*** Entries provided ***

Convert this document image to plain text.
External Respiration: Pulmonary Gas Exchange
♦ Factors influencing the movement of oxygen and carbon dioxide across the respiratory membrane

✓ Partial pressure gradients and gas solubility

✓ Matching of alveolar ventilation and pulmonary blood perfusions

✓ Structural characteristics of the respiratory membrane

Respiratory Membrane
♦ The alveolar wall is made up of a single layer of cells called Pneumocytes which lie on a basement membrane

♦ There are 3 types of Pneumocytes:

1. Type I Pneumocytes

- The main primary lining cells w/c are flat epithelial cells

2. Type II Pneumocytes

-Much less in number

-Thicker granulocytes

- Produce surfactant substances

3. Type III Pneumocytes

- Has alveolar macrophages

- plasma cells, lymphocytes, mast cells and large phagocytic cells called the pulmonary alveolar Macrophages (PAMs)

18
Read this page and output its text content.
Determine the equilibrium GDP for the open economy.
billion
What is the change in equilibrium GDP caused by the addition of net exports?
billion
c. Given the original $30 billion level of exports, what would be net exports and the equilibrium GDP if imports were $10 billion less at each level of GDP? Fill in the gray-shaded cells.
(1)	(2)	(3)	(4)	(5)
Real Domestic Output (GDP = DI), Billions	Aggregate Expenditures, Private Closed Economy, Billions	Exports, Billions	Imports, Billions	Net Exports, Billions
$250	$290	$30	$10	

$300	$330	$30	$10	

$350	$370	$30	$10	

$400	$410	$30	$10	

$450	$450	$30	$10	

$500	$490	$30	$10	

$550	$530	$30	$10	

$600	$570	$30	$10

*** End of Entries provided ***

- What you should do: Starting with the line that contains "Read this page and output its text content.", return every line through the last one of the records, exactly as written.

- Answer below:
Read this page and output its text content.
Determine the equilibrium GDP for the open economy.
billion
What is the change in equilibrium GDP caused by the addition of net exports?
billion
c. Given the original $30 billion level of exports, what would be net exports and the equilibrium GDP if imports were $10 billion less at each level of GDP? Fill in the gray-shaded cells.
(1)	(2)	(3)	(4)	(5)
Real Domestic Output (GDP = DI), Billions	Aggregate Expenditures, Private Closed Economy, Billions	Exports, Billions	Imports, Billions	Net Exports, Billions
$250	$290	$30	$10	

$300	$330	$30	$10	

$350	$370	$30	$10	

$400	$410	$30	$10	

$450	$450	$30	$10	

$500	$490	$30	$10	

$550	$530	$30	$10	

$600	$570	$30	$10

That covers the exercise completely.